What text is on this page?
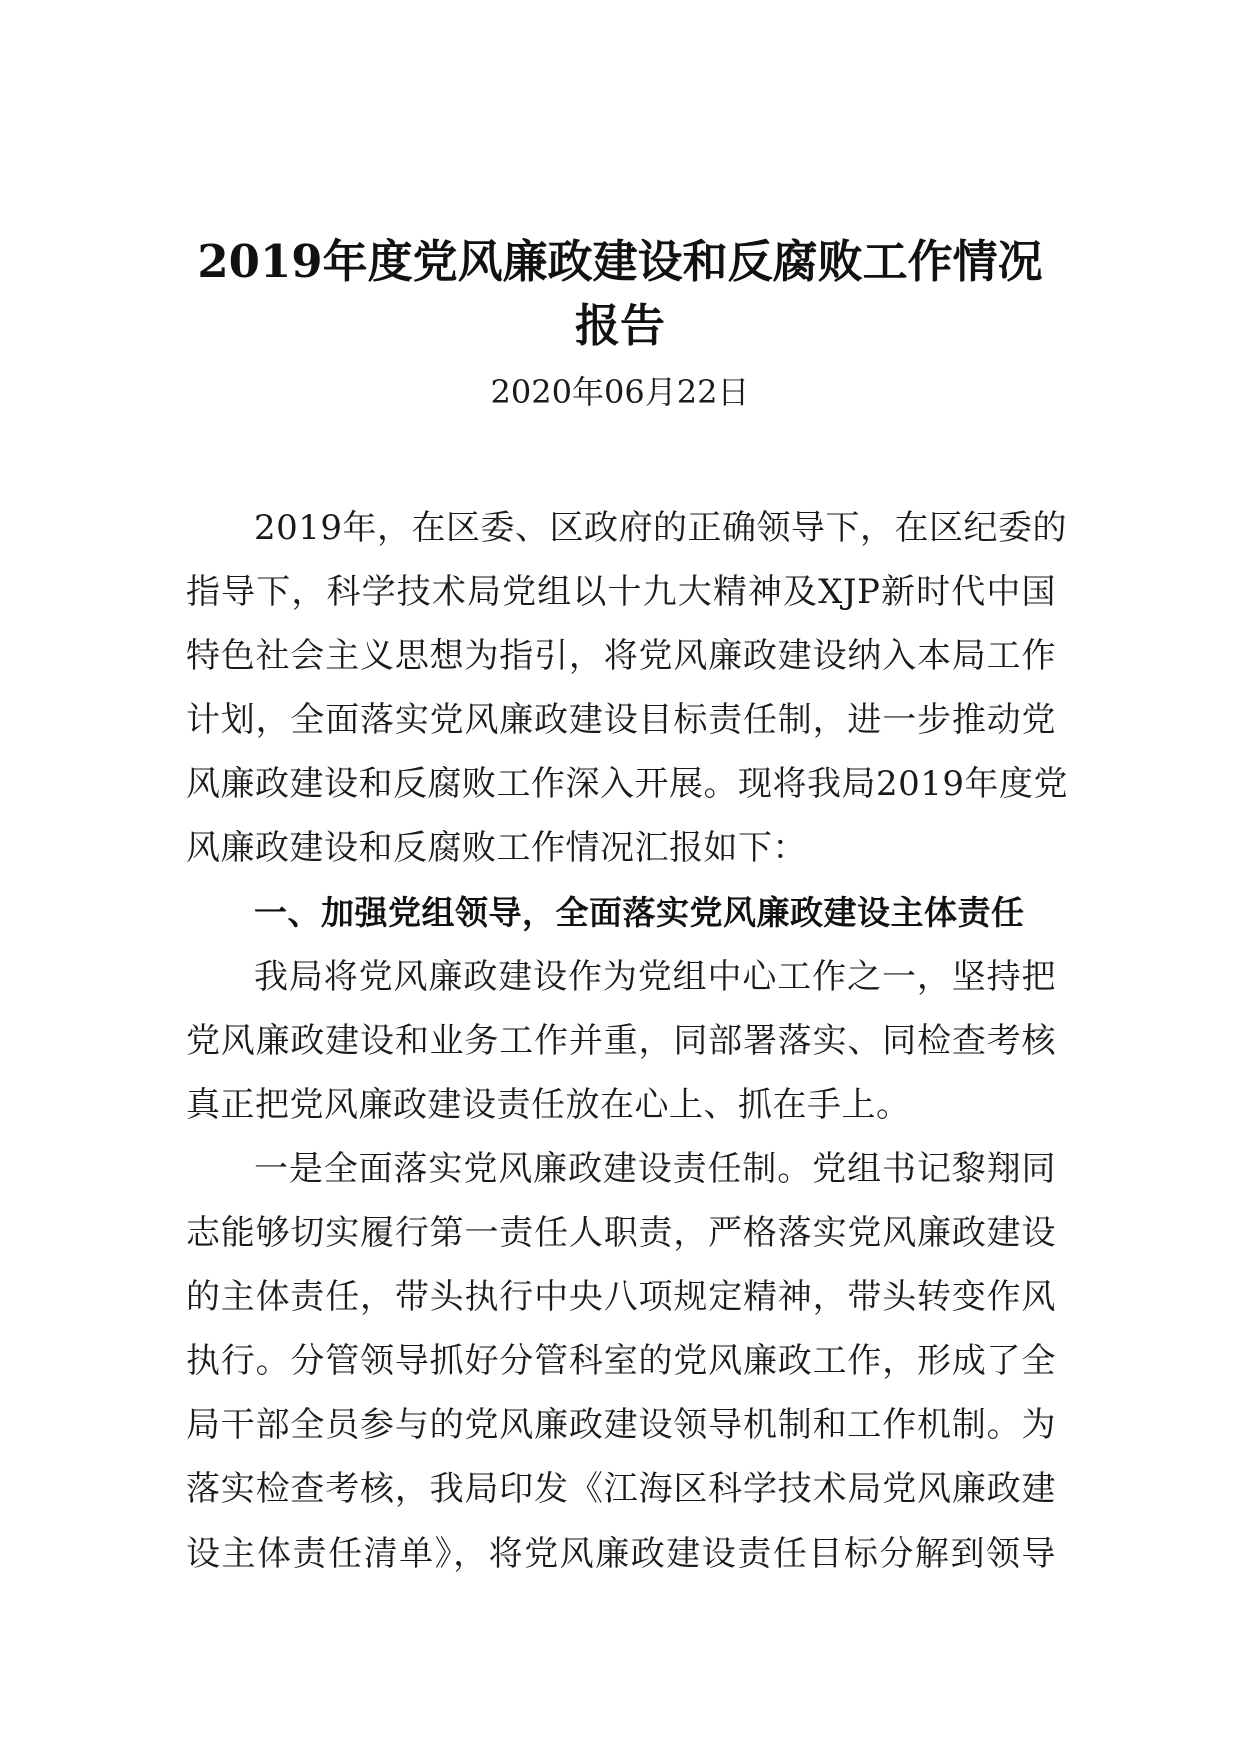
2019年度党风廉政建设和反腐败工作情况
报告
2020年06月22日
2019年，在区委、区政府的正确领导下，在区纪委的
指导下，科学技术局党组以十九大精神及XJP新时代中国
特色社会主义思想为指引，将党风廉政建设纳入本局工作
计划，全面落实党风廉政建设目标责任制，进一步推动党
风廉政建设和反腐败工作深入开展。现将我局2019年度党
风廉政建设和反腐败工作情况汇报如下：
一、加强党组领导，全面落实党风廉政建设主体责任
我局将党风廉政建设作为党组中心工作之一，坚持把
党风廉政建设和业务工作并重，同部署落实、同检查考核
真正把党风廉政建设责任放在心上、抓在手上。
一是全面落实党风廉政建设责任制。党组书记黎翔同
志能够切实履行第一责任人职责，严格落实党风廉政建设
的主体责任，带头执行中央八项规定精神，带头转变作风
执行。分管领导抓好分管科室的党风廉政工作，形成了全
局干部全员参与的党风廉政建设领导机制和工作机制。为
落实检查考核，我局印发《江海区科学技术局党风廉政建
设主体责任清单》，将党风廉政建设责任目标分解到领导
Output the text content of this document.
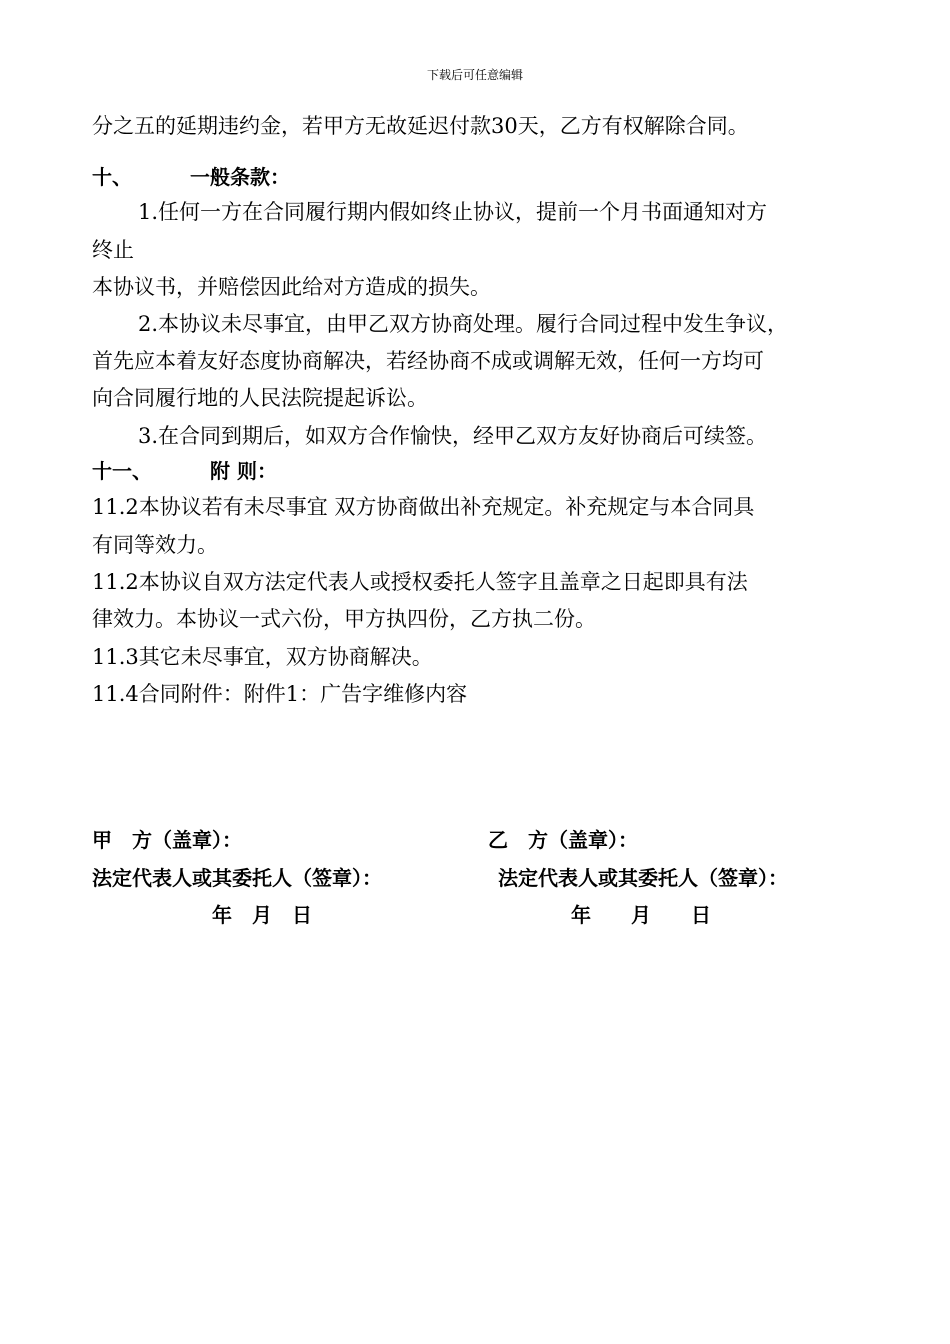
下载后可任意编辑
分之五的延期违约金，若甲方无故延迟付款30天，乙方有权解除合同。
十、	一般条款：
1.任何一方在合同履行期内假如终止协议，提前一个月书面通知对方
终止
本协议书，并赔偿因此给对方造成的损失。
2.本协议未尽事宜，由甲乙双方协商处理。履行合同过程中发生争议，
首先应本着友好态度协商解决，若经协商不成或调解无效，任何一方均可
向合同履行地的人民法院提起诉讼。
3.在合同到期后，如双方合作愉快，经甲乙双方友好协商后可续签。
十一、	附 则：
11.2本协议若有未尽事宜 双方协商做出补充规定。补充规定与本合同具
有同等效力。
11.2本协议自双方法定代表人或授权委托人签字且盖章之日起即具有法
律效力。本协议一式六份，甲方执四份，乙方执二份。
11.3其它未尽事宜，双方协商解决。
11.4合同附件：附件1：广告字维修内容
甲　方（盖章）：	乙　方（盖章）：
法定代表人或其委托人（签章）：	法定代表人或其委托人（签章）：
年　月　日	年　　月　　日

GIVEN TASK: Among the entries above, identify all lines with "text" and copy them.

TASK OUTPUT:
What text is on this page?
Output the text content of this document.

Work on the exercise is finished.